What you should do | Drop every picture and give the entries back exactly.

Stored items:
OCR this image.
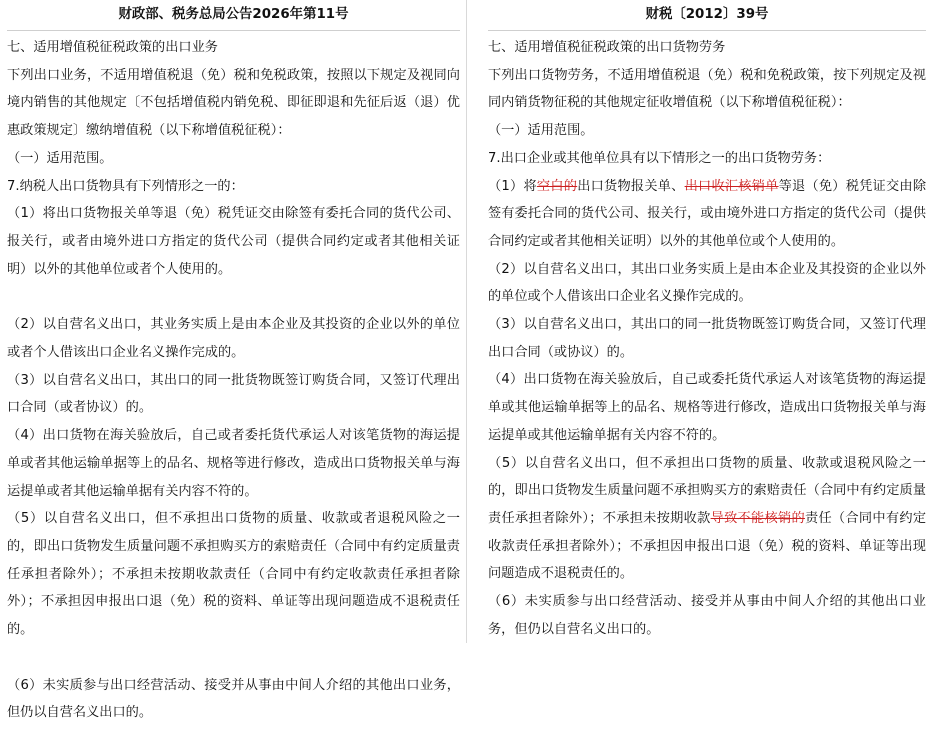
财政部、税务总局公告2026年第11号

七、适用增值税征税政策的出口业务

下列出口业务，不适用增值税退（免）税和免税政策，按照以下规定及视同向境内销售的其他规定〔不包括增值税内销免税、即征即退和先征后返（退）优惠政策规定〕缴纳增值税（以下称增值税征税）：

（一）适用范围。

7.纳税人出口货物具有下列情形之一的：

（1）将出口货物报关单等退（免）税凭证交由除签有委托合同的货代公司、报关行，或者由境外进口方指定的货代公司（提供合同约定或者其他相关证明）以外的其他单位或者个人使用的。

（2）以自营名义出口，其业务实质上是由本企业及其投资的企业以外的单位或者个人借该出口企业名义操作完成的。

（3）以自营名义出口，其出口的同一批货物既签订购货合同，又签订代理出口合同（或者协议）的。

（4）出口货物在海关验放后，自己或者委托货代承运人对该笔货物的海运提单或者其他运输单据等上的品名、规格等进行修改，造成出口货物报关单与海运提单或者其他运输单据有关内容不符的。

（5）以自营名义出口，但不承担出口货物的质量、收款或者退税风险之一的，即出口货物发生质量问题不承担购买方的索赔责任（合同中有约定质量责任承担者除外）；不承担未按期收款责任（合同中有约定收款责任承担者除外）；不承担因申报出口退（免）税的资料、单证等出现问题造成不退税责任的。

（6）未实质参与出口经营活动、接受并从事由中间人介绍的其他出口业务，但仍以自营名义出口的。

财税〔2012〕39号

七、适用增值税征税政策的出口货物劳务

下列出口货物劳务，不适用增值税退（免）税和免税政策，按下列规定及视同内销货物征税的其他规定征收增值税（以下称增值税征税）：

（一）适用范围。

7.出口企业或其他单位具有以下情形之一的出口货物劳务：

（1）将空白的出口货物报关单、出口收汇核销单等退（免）税凭证交由除签有委托合同的货代公司、报关行，或由境外进口方指定的货代公司（提供合同约定或者其他相关证明）以外的其他单位或个人使用的。

（2）以自营名义出口，其出口业务实质上是由本企业及其投资的企业以外的单位或个人借该出口企业名义操作完成的。

（3）以自营名义出口，其出口的同一批货物既签订购货合同，又签订代理出口合同（或协议）的。

（4）出口货物在海关验放后，自己或委托货代承运人对该笔货物的海运提单或其他运输单据等上的品名、规格等进行修改，造成出口货物报关单与海运提单或其他运输单据有关内容不符的。

（5）以自营名义出口，但不承担出口货物的质量、收款或退税风险之一的，即出口货物发生质量问题不承担购买方的索赔责任（合同中有约定质量责任承担者除外）；不承担未按期收款导致不能核销的责任（合同中有约定收款责任承担者除外）；不承担因申报出口退（免）税的资料、单证等出现问题造成不退税责任的。

（6）未实质参与出口经营活动、接受并从事由中间人介绍的其他出口业务，但仍以自营名义出口的。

The completed task |
OCR this image.
财政部、税务总局公告2026年第11号

七、适用增值税征税政策的出口业务

下列出口业务，不适用增值税退（免）税和免税政策，按照以下规定及视同向境内销售的其他规定〔不包括增值税内销免税、即征即退和先征后返（退）优惠政策规定〕缴纳增值税（以下称增值税征税）：

（一）适用范围。

7.纳税人出口货物具有下列情形之一的：

（1）将出口货物报关单等退（免）税凭证交由除签有委托合同的货代公司、报关行，或者由境外进口方指定的货代公司（提供合同约定或者其他相关证明）以外的其他单位或者个人使用的。

（2）以自营名义出口，其业务实质上是由本企业及其投资的企业以外的单位或者个人借该出口企业名义操作完成的。

（3）以自营名义出口，其出口的同一批货物既签订购货合同，又签订代理出口合同（或者协议）的。

（4）出口货物在海关验放后，自己或者委托货代承运人对该笔货物的海运提单或者其他运输单据等上的品名、规格等进行修改，造成出口货物报关单与海运提单或者其他运输单据有关内容不符的。

（5）以自营名义出口，但不承担出口货物的质量、收款或者退税风险之一的，即出口货物发生质量问题不承担购买方的索赔责任（合同中有约定质量责任承担者除外）；不承担未按期收款责任（合同中有约定收款责任承担者除外）；不承担因申报出口退（免）税的资料、单证等出现问题造成不退税责任的。

（6）未实质参与出口经营活动、接受并从事由中间人介绍的其他出口业务，但仍以自营名义出口的。

财税〔2012〕39号

七、适用增值税征税政策的出口货物劳务

下列出口货物劳务，不适用增值税退（免）税和免税政策，按下列规定及视同内销货物征税的其他规定征收增值税（以下称增值税征税）：

（一）适用范围。

7.出口企业或其他单位具有以下情形之一的出口货物劳务：

（1）将空白的出口货物报关单、出口收汇核销单等退（免）税凭证交由除签有委托合同的货代公司、报关行，或由境外进口方指定的货代公司（提供合同约定或者其他相关证明）以外的其他单位或个人使用的。

（2）以自营名义出口，其出口业务实质上是由本企业及其投资的企业以外的单位或个人借该出口企业名义操作完成的。

（3）以自营名义出口，其出口的同一批货物既签订购货合同，又签订代理出口合同（或协议）的。

（4）出口货物在海关验放后，自己或委托货代承运人对该笔货物的海运提单或其他运输单据等上的品名、规格等进行修改，造成出口货物报关单与海运提单或其他运输单据有关内容不符的。

（5）以自营名义出口，但不承担出口货物的质量、收款或退税风险之一的，即出口货物发生质量问题不承担购买方的索赔责任（合同中有约定质量责任承担者除外）；不承担未按期收款导致不能核销的责任（合同中有约定收款责任承担者除外）；不承担因申报出口退（免）税的资料、单证等出现问题造成不退税责任的。

（6）未实质参与出口经营活动、接受并从事由中间人介绍的其他出口业务，但仍以自营名义出口的。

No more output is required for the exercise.